● What to work on
Quote every line as given.

# START OF Data for the task

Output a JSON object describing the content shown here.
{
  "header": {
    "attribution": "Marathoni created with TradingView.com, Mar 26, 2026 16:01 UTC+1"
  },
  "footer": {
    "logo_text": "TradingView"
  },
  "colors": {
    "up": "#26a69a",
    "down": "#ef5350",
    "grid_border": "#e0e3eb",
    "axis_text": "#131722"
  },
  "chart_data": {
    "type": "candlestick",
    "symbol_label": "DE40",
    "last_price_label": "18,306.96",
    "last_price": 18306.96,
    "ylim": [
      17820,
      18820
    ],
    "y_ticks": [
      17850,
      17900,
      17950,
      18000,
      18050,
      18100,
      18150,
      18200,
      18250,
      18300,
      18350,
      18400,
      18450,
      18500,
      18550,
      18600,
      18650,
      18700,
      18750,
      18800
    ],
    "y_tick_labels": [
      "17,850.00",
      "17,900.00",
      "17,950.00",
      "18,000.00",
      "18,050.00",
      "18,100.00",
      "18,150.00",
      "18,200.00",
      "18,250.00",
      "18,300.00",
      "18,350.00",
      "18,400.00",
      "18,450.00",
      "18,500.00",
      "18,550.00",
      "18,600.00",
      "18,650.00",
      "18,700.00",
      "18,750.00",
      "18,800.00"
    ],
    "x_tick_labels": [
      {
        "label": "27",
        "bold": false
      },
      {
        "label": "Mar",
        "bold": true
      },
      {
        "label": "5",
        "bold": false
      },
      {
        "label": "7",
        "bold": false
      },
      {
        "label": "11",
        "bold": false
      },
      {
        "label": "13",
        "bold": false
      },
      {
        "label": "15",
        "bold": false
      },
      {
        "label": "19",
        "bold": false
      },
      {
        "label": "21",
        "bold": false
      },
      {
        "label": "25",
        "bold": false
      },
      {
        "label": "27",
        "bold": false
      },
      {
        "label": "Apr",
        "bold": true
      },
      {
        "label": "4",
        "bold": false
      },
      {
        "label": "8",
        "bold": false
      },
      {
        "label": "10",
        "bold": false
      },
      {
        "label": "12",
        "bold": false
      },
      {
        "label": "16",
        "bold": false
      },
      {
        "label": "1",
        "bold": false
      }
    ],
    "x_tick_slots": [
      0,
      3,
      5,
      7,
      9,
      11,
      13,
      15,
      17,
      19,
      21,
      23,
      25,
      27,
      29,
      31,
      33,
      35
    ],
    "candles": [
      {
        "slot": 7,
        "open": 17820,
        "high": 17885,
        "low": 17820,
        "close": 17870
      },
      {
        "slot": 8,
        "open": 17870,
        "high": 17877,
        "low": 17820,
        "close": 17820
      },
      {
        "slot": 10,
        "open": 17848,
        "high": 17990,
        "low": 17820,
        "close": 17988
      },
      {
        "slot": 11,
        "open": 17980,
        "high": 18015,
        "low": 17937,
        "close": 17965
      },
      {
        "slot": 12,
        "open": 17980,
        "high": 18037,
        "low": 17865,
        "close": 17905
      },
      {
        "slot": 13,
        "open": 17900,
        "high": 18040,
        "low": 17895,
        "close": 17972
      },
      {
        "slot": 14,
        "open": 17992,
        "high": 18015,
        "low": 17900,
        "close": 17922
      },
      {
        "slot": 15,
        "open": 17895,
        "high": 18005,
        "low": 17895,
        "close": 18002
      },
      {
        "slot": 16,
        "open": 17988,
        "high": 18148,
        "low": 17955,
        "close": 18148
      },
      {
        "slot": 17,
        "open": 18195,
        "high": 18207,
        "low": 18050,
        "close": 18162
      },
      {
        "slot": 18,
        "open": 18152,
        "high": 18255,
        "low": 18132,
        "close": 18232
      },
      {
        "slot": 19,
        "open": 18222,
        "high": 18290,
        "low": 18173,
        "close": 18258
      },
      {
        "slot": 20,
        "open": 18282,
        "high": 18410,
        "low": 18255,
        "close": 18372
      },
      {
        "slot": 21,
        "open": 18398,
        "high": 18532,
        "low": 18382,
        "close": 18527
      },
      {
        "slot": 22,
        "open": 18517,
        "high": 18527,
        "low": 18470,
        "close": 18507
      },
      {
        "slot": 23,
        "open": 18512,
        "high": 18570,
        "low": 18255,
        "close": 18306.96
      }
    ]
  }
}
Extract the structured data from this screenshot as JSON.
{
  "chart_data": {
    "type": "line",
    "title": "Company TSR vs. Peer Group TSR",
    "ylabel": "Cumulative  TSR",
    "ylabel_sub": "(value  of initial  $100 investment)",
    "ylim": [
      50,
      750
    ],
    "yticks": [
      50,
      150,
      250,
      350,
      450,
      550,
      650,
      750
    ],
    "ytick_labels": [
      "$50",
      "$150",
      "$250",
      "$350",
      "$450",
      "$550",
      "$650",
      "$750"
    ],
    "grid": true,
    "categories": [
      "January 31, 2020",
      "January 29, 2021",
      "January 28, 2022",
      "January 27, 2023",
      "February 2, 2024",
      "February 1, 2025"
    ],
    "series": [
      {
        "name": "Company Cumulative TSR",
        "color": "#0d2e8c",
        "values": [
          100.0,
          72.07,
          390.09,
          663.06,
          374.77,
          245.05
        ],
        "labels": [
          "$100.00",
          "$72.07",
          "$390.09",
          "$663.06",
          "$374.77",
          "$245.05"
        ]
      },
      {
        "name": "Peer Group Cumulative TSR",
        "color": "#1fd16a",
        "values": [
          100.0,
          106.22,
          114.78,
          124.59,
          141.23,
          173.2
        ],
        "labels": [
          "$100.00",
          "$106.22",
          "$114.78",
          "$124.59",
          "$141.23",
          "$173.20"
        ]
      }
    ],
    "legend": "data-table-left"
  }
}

# END OF Data for the task

● Task output
Output a JSON object describing the content shown here.
{
  "header": {
    "attribution": "Marathoni created with TradingView.com, Mar 26, 2026 16:01 UTC+1"
  },
  "footer": {
    "logo_text": "TradingView"
  },
  "colors": {
    "up": "#26a69a",
    "down": "#ef5350",
    "grid_border": "#e0e3eb",
    "axis_text": "#131722"
  },
  "chart_data": {
    "type": "candlestick",
    "symbol_label": "DE40",
    "last_price_label": "18,306.96",
    "last_price": 18306.96,
    "ylim": [
      17820,
      18820
    ],
    "y_ticks": [
      17850,
      17900,
      17950,
      18000,
      18050,
      18100,
      18150,
      18200,
      18250,
      18300,
      18350,
      18400,
      18450,
      18500,
      18550,
      18600,
      18650,
      18700,
      18750,
      18800
    ],
    "y_tick_labels": [
      "17,850.00",
      "17,900.00",
      "17,950.00",
      "18,000.00",
      "18,050.00",
      "18,100.00",
      "18,150.00",
      "18,200.00",
      "18,250.00",
      "18,300.00",
      "18,350.00",
      "18,400.00",
      "18,450.00",
      "18,500.00",
      "18,550.00",
      "18,600.00",
      "18,650.00",
      "18,700.00",
      "18,750.00",
      "18,800.00"
    ],
    "x_tick_labels": [
      {
        "label": "27",
        "bold": false
      },
      {
        "label": "Mar",
        "bold": true
      },
      {
        "label": "5",
        "bold": false
      },
      {
        "label": "7",
        "bold": false
      },
      {
        "label": "11",
        "bold": false
      },
      {
        "label": "13",
        "bold": false
      },
      {
        "label": "15",
        "bold": false
      },
      {
        "label": "19",
        "bold": false
      },
      {
        "label": "21",
        "bold": false
      },
      {
        "label": "25",
        "bold": false
      },
      {
        "label": "27",
        "bold": false
      },
      {
        "label": "Apr",
        "bold": true
      },
      {
        "label": "4",
        "bold": false
      },
      {
        "label": "8",
        "bold": false
      },
      {
        "label": "10",
        "bold": false
      },
      {
        "label": "12",
        "bold": false
      },
      {
        "label": "16",
        "bold": false
      },
      {
        "label": "1",
        "bold": false
      }
    ],
    "x_tick_slots": [
      0,
      3,
      5,
      7,
      9,
      11,
      13,
      15,
      17,
      19,
      21,
      23,
      25,
      27,
      29,
      31,
      33,
      35
    ],
    "candles": [
      {
        "slot": 7,
        "open": 17820,
        "high": 17885,
        "low": 17820,
        "close": 17870
      },
      {
        "slot": 8,
        "open": 17870,
        "high": 17877,
        "low": 17820,
        "close": 17820
      },
      {
        "slot": 10,
        "open": 17848,
        "high": 17990,
        "low": 17820,
        "close": 17988
      },
      {
        "slot": 11,
        "open": 17980,
        "high": 18015,
        "low": 17937,
        "close": 17965
      },
      {
        "slot": 12,
        "open": 17980,
        "high": 18037,
        "low": 17865,
        "close": 17905
      },
      {
        "slot": 13,
        "open": 17900,
        "high": 18040,
        "low": 17895,
        "close": 17972
      },
      {
        "slot": 14,
        "open": 17992,
        "high": 18015,
        "low": 17900,
        "close": 17922
      },
      {
        "slot": 15,
        "open": 17895,
        "high": 18005,
        "low": 17895,
        "close": 18002
      },
      {
        "slot": 16,
        "open": 17988,
        "high": 18148,
        "low": 17955,
        "close": 18148
      },
      {
        "slot": 17,
        "open": 18195,
        "high": 18207,
        "low": 18050,
        "close": 18162
      },
      {
        "slot": 18,
        "open": 18152,
        "high": 18255,
        "low": 18132,
        "close": 18232
      },
      {
        "slot": 19,
        "open": 18222,
        "high": 18290,
        "low": 18173,
        "close": 18258
      },
      {
        "slot": 20,
        "open": 18282,
        "high": 18410,
        "low": 18255,
        "close": 18372
      },
      {
        "slot": 21,
        "open": 18398,
        "high": 18532,
        "low": 18382,
        "close": 18527
      },
      {
        "slot": 22,
        "open": 18517,
        "high": 18527,
        "low": 18470,
        "close": 18507
      },
      {
        "slot": 23,
        "open": 18512,
        "high": 18570,
        "low": 18255,
        "close": 18306.96
      }
    ]
  }
}
Extract the structured data from this screenshot as JSON.
{
  "chart_data": {
    "type": "line",
    "title": "Company TSR vs. Peer Group TSR",
    "ylabel": "Cumulative  TSR",
    "ylabel_sub": "(value  of initial  $100 investment)",
    "ylim": [
      50,
      750
    ],
    "yticks": [
      50,
      150,
      250,
      350,
      450,
      550,
      650,
      750
    ],
    "ytick_labels": [
      "$50",
      "$150",
      "$250",
      "$350",
      "$450",
      "$550",
      "$650",
      "$750"
    ],
    "grid": true,
    "categories": [
      "January 31, 2020",
      "January 29, 2021",
      "January 28, 2022",
      "January 27, 2023",
      "February 2, 2024",
      "February 1, 2025"
    ],
    "series": [
      {
        "name": "Company Cumulative TSR",
        "color": "#0d2e8c",
        "values": [
          100.0,
          72.07,
          390.09,
          663.06,
          374.77,
          245.05
        ],
        "labels": [
          "$100.00",
          "$72.07",
          "$390.09",
          "$663.06",
          "$374.77",
          "$245.05"
        ]
      },
      {
        "name": "Peer Group Cumulative TSR",
        "color": "#1fd16a",
        "values": [
          100.0,
          106.22,
          114.78,
          124.59,
          141.23,
          173.2
        ],
        "labels": [
          "$100.00",
          "$106.22",
          "$114.78",
          "$124.59",
          "$141.23",
          "$173.20"
        ]
      }
    ],
    "legend": "data-table-left"
  }
}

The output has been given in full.